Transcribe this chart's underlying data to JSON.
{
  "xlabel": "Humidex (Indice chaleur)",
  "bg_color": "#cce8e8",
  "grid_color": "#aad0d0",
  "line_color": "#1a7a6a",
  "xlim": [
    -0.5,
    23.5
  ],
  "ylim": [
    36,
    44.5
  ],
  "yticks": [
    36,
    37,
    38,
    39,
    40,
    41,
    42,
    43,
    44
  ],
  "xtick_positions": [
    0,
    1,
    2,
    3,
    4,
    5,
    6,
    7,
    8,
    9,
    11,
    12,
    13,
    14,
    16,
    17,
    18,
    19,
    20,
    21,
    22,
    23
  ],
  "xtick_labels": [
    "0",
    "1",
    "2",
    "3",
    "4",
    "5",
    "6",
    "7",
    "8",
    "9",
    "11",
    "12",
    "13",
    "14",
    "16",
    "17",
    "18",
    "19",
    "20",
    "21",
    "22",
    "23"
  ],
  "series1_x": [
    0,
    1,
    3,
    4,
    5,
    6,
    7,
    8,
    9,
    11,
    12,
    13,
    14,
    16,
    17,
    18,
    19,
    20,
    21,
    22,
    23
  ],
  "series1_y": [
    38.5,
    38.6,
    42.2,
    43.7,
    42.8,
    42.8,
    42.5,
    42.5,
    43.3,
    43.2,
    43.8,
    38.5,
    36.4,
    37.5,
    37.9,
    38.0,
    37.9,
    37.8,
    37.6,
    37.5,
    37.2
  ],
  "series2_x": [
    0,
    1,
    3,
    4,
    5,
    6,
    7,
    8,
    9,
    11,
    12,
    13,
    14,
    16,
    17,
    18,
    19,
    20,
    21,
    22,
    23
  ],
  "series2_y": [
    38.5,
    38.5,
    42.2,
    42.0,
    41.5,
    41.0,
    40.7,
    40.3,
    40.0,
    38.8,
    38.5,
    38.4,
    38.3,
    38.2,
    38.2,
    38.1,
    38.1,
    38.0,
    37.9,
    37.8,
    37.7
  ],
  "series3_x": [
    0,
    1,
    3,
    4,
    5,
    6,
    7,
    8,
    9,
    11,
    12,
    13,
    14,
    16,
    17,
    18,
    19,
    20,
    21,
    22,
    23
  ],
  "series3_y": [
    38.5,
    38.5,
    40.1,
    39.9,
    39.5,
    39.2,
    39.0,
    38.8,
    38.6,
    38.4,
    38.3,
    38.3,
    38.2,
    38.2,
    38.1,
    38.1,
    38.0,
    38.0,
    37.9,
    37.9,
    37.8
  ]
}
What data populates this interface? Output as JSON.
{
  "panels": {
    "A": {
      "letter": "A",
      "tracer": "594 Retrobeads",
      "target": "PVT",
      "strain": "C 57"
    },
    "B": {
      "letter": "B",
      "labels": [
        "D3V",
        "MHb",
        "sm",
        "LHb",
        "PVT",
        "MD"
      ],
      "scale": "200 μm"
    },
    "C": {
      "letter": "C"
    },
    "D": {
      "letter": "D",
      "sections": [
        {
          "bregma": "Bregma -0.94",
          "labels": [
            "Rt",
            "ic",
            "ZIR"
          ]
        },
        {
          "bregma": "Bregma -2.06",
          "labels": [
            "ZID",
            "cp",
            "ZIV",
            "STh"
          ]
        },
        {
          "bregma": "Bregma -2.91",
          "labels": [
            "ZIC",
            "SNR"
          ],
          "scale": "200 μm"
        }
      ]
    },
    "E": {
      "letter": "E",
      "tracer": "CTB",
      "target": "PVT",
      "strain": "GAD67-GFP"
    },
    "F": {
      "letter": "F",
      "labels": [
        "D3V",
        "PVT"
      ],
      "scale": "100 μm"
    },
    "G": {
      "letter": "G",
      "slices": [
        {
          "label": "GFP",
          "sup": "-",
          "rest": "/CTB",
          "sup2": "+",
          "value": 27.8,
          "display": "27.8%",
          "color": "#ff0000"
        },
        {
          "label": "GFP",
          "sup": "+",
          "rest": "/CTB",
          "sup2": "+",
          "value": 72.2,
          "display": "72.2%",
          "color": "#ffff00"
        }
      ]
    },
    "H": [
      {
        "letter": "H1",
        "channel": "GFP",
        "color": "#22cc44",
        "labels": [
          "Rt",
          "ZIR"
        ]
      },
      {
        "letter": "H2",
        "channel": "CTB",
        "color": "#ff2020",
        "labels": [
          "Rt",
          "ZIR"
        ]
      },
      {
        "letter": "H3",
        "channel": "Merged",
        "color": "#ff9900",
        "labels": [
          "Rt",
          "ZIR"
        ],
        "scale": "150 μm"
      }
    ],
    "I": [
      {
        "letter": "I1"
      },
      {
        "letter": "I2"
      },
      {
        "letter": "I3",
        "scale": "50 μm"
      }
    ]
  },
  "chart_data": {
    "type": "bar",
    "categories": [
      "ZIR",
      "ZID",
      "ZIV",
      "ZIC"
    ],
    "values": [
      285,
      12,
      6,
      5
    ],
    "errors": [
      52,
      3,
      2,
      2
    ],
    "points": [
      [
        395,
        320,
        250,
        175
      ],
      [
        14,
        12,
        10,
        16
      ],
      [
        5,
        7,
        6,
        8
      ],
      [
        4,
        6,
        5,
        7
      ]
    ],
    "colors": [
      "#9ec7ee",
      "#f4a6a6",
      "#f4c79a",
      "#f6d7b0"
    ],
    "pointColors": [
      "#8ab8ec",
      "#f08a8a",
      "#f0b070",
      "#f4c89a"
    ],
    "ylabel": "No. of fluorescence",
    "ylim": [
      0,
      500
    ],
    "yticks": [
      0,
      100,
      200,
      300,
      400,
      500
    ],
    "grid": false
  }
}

__________

→ EXERCISE:
Find the lines with the string "JSON" and reproduce them.

→ EXERCISE SOLUTION:
Transcribe this chart's underlying data to JSON.
What data populates this interface? Output as JSON.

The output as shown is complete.